══ Exercise material ══
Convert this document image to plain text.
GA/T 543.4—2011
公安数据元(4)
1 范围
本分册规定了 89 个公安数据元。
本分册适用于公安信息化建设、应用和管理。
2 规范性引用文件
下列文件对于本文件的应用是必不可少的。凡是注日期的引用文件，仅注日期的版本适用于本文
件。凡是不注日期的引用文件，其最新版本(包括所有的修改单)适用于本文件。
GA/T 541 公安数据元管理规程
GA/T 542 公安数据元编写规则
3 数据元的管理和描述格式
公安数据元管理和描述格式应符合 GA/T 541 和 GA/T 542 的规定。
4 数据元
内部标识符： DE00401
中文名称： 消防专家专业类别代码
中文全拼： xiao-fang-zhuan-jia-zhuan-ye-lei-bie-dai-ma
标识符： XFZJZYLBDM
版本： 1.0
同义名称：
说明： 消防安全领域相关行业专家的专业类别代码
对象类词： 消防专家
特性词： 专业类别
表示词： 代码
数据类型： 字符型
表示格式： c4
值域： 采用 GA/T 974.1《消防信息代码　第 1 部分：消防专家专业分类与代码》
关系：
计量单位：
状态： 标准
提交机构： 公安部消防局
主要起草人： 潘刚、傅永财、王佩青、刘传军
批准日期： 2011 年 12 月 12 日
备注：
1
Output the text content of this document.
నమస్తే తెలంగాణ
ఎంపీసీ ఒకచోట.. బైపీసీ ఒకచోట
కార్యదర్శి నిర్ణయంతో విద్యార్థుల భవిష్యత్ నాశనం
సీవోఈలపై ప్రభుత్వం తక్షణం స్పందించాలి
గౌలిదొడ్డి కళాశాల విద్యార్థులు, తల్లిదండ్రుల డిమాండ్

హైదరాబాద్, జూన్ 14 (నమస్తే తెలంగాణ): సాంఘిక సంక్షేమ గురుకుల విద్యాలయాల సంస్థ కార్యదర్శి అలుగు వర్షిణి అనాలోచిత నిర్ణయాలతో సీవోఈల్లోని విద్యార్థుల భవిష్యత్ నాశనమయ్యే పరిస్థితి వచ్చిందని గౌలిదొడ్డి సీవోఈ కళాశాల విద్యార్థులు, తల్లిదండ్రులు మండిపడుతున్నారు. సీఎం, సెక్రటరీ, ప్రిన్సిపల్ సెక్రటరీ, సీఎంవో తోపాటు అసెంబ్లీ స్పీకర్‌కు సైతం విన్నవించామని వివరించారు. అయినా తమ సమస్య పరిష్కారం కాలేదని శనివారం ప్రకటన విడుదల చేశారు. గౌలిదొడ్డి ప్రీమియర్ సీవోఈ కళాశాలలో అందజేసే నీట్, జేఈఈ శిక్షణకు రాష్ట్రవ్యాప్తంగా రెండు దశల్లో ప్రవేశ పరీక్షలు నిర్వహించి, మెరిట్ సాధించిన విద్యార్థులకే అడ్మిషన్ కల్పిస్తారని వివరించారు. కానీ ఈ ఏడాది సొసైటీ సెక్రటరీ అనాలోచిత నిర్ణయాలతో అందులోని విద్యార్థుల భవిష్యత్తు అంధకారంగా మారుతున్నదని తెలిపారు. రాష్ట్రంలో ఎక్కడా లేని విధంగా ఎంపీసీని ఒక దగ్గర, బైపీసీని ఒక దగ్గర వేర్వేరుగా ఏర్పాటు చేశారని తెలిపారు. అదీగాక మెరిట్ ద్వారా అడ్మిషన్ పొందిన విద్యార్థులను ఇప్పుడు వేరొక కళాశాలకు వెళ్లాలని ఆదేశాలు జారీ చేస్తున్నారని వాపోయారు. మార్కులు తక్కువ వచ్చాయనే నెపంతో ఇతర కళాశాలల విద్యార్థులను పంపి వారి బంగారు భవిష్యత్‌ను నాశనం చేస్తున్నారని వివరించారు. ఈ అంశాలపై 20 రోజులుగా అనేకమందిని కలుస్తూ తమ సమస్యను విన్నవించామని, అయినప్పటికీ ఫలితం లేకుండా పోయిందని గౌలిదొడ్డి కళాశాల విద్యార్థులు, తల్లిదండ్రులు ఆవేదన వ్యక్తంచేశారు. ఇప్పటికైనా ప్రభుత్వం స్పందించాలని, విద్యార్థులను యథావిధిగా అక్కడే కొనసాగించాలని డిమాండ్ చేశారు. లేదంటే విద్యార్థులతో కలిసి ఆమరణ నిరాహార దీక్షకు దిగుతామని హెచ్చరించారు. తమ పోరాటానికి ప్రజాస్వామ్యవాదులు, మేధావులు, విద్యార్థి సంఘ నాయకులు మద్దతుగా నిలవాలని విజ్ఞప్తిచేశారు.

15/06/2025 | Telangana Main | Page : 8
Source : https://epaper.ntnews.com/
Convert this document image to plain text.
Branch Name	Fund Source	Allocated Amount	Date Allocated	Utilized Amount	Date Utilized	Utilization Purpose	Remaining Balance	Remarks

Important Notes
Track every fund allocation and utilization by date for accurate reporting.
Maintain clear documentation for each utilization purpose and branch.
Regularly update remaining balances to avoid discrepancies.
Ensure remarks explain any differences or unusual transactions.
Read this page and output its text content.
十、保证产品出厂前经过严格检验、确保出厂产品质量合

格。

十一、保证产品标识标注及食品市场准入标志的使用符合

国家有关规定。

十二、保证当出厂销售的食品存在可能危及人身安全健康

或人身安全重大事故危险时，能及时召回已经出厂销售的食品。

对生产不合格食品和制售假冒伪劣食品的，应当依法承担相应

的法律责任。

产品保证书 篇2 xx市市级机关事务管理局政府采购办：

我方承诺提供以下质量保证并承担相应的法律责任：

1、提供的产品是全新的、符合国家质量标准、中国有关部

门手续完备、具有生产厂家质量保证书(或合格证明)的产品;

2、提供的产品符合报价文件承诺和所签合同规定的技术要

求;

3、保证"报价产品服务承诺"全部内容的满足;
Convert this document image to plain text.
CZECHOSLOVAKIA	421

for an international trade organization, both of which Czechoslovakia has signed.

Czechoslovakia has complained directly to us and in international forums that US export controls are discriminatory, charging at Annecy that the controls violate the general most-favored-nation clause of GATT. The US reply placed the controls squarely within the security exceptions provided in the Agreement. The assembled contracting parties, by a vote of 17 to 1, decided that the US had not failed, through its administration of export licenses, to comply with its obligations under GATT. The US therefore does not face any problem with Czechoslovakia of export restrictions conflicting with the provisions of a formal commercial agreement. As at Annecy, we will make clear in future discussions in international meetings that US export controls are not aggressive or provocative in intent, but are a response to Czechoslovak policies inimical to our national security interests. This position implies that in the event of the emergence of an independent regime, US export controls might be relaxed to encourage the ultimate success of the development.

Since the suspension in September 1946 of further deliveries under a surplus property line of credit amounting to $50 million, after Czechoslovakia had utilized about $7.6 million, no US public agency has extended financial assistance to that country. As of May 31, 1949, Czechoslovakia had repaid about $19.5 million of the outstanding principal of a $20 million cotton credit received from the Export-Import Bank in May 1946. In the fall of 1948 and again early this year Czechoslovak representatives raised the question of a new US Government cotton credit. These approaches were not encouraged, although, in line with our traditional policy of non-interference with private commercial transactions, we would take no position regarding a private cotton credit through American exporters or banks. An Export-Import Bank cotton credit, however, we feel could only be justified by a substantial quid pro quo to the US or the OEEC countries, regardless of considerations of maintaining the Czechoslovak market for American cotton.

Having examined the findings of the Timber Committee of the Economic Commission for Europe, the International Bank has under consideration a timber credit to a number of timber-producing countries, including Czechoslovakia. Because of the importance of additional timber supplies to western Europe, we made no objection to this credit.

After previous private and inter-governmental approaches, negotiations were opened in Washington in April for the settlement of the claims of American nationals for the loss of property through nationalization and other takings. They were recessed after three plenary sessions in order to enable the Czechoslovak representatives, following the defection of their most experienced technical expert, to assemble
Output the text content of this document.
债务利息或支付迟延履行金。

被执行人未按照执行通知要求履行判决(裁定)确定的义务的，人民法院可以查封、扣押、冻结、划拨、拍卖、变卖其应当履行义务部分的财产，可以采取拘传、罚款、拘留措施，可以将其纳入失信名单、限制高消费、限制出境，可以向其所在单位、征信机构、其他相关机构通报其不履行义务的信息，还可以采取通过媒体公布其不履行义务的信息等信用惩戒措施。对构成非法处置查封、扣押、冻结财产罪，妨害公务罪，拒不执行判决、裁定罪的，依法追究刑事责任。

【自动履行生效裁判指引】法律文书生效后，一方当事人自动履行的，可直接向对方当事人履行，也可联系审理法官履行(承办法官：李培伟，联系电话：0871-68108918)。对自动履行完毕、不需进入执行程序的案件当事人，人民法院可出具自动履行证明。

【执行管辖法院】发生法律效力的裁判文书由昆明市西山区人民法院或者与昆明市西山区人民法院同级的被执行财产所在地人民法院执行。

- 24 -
═══
Instruction –
Search the data above for the word "Source", then gather each line in which it appears.

Response to this task –
Source : https://epaper.ntnews.com/
Branch Name	Fund Source	Allocated Amount	Date Allocated	Utilized Amount	Date Utilized	Utilization Purpose	Remaining Balance	Remarks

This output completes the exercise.